**EXTRACTED MATERIAL**:
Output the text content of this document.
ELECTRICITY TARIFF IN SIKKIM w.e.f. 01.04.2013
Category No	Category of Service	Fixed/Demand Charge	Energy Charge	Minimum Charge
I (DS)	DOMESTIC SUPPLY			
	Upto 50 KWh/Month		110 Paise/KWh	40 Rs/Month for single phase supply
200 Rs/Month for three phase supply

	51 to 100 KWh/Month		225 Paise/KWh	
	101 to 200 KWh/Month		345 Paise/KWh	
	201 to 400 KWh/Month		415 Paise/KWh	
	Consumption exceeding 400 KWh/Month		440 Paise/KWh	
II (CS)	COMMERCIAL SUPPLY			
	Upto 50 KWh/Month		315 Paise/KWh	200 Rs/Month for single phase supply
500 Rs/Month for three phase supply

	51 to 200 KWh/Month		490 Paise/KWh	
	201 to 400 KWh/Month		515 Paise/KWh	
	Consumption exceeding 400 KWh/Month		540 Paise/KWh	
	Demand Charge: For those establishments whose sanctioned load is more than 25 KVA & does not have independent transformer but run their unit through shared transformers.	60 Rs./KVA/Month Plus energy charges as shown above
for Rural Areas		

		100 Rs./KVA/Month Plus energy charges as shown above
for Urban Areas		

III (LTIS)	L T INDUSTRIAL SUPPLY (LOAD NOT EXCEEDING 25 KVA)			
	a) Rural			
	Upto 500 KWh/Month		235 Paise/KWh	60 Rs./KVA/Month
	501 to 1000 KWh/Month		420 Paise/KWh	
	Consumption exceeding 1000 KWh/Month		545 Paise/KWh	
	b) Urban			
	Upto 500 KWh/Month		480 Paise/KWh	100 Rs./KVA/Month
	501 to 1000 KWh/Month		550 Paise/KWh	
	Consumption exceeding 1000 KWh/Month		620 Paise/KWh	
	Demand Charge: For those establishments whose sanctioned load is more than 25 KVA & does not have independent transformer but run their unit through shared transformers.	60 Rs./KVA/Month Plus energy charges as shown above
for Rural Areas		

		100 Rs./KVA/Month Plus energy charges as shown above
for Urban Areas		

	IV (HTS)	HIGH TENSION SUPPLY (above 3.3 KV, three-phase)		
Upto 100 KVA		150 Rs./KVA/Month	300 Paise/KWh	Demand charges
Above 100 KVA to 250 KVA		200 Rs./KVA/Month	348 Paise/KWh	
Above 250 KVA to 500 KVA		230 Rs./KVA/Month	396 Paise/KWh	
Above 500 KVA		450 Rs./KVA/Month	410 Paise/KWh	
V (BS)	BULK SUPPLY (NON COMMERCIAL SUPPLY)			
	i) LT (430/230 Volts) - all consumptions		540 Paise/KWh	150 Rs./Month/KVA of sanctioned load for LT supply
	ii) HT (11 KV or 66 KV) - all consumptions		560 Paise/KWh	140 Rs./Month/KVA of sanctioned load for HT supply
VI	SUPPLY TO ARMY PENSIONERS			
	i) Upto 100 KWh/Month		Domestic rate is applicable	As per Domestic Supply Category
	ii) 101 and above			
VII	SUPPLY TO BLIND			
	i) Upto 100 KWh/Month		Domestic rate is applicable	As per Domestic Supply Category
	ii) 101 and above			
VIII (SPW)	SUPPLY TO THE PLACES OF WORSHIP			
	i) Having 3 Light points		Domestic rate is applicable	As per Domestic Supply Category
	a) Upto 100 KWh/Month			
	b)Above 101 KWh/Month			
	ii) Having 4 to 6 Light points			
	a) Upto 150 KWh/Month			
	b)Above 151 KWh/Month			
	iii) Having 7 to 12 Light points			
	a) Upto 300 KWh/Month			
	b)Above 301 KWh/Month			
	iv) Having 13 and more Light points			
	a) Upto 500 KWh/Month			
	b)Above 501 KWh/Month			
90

**JOB**: Copy all of the material word for word.

**WRITTEN RESPONSE**:
Output the text content of this document.
ELECTRICITY TARIFF IN SIKKIM w.e.f. 01.04.2013
Category No	Category of Service	Fixed/Demand Charge	Energy Charge	Minimum Charge
I (DS)	DOMESTIC SUPPLY			
	Upto 50 KWh/Month		110 Paise/KWh	40 Rs/Month for single phase supply
200 Rs/Month for three phase supply

	51 to 100 KWh/Month		225 Paise/KWh	
	101 to 200 KWh/Month		345 Paise/KWh	
	201 to 400 KWh/Month		415 Paise/KWh	
	Consumption exceeding 400 KWh/Month		440 Paise/KWh	
II (CS)	COMMERCIAL SUPPLY			
	Upto 50 KWh/Month		315 Paise/KWh	200 Rs/Month for single phase supply
500 Rs/Month for three phase supply

	51 to 200 KWh/Month		490 Paise/KWh	
	201 to 400 KWh/Month		515 Paise/KWh	
	Consumption exceeding 400 KWh/Month		540 Paise/KWh	
	Demand Charge: For those establishments whose sanctioned load is more than 25 KVA & does not have independent transformer but run their unit through shared transformers.	60 Rs./KVA/Month Plus energy charges as shown above
for Rural Areas		

		100 Rs./KVA/Month Plus energy charges as shown above
for Urban Areas		

III (LTIS)	L T INDUSTRIAL SUPPLY (LOAD NOT EXCEEDING 25 KVA)			
	a) Rural			
	Upto 500 KWh/Month		235 Paise/KWh	60 Rs./KVA/Month
	501 to 1000 KWh/Month		420 Paise/KWh	
	Consumption exceeding 1000 KWh/Month		545 Paise/KWh	
	b) Urban			
	Upto 500 KWh/Month		480 Paise/KWh	100 Rs./KVA/Month
	501 to 1000 KWh/Month		550 Paise/KWh	
	Consumption exceeding 1000 KWh/Month		620 Paise/KWh	
	Demand Charge: For those establishments whose sanctioned load is more than 25 KVA & does not have independent transformer but run their unit through shared transformers.	60 Rs./KVA/Month Plus energy charges as shown above
for Rural Areas		

		100 Rs./KVA/Month Plus energy charges as shown above
for Urban Areas		

	IV (HTS)	HIGH TENSION SUPPLY (above 3.3 KV, three-phase)		
Upto 100 KVA		150 Rs./KVA/Month	300 Paise/KWh	Demand charges
Above 100 KVA to 250 KVA		200 Rs./KVA/Month	348 Paise/KWh	
Above 250 KVA to 500 KVA		230 Rs./KVA/Month	396 Paise/KWh	
Above 500 KVA		450 Rs./KVA/Month	410 Paise/KWh	
V (BS)	BULK SUPPLY (NON COMMERCIAL SUPPLY)			
	i) LT (430/230 Volts) - all consumptions		540 Paise/KWh	150 Rs./Month/KVA of sanctioned load for LT supply
	ii) HT (11 KV or 66 KV) - all consumptions		560 Paise/KWh	140 Rs./Month/KVA of sanctioned load for HT supply
VI	SUPPLY TO ARMY PENSIONERS			
	i) Upto 100 KWh/Month		Domestic rate is applicable	As per Domestic Supply Category
	ii) 101 and above			
VII	SUPPLY TO BLIND			
	i) Upto 100 KWh/Month		Domestic rate is applicable	As per Domestic Supply Category
	ii) 101 and above			
VIII (SPW)	SUPPLY TO THE PLACES OF WORSHIP			
	i) Having 3 Light points		Domestic rate is applicable	As per Domestic Supply Category
	a) Upto 100 KWh/Month			
	b)Above 101 KWh/Month			
	ii) Having 4 to 6 Light points			
	a) Upto 150 KWh/Month			
	b)Above 151 KWh/Month			
	iii) Having 7 to 12 Light points			
	a) Upto 300 KWh/Month			
	b)Above 301 KWh/Month			
	iv) Having 13 and more Light points			
	a) Upto 500 KWh/Month			
	b)Above 501 KWh/Month			
90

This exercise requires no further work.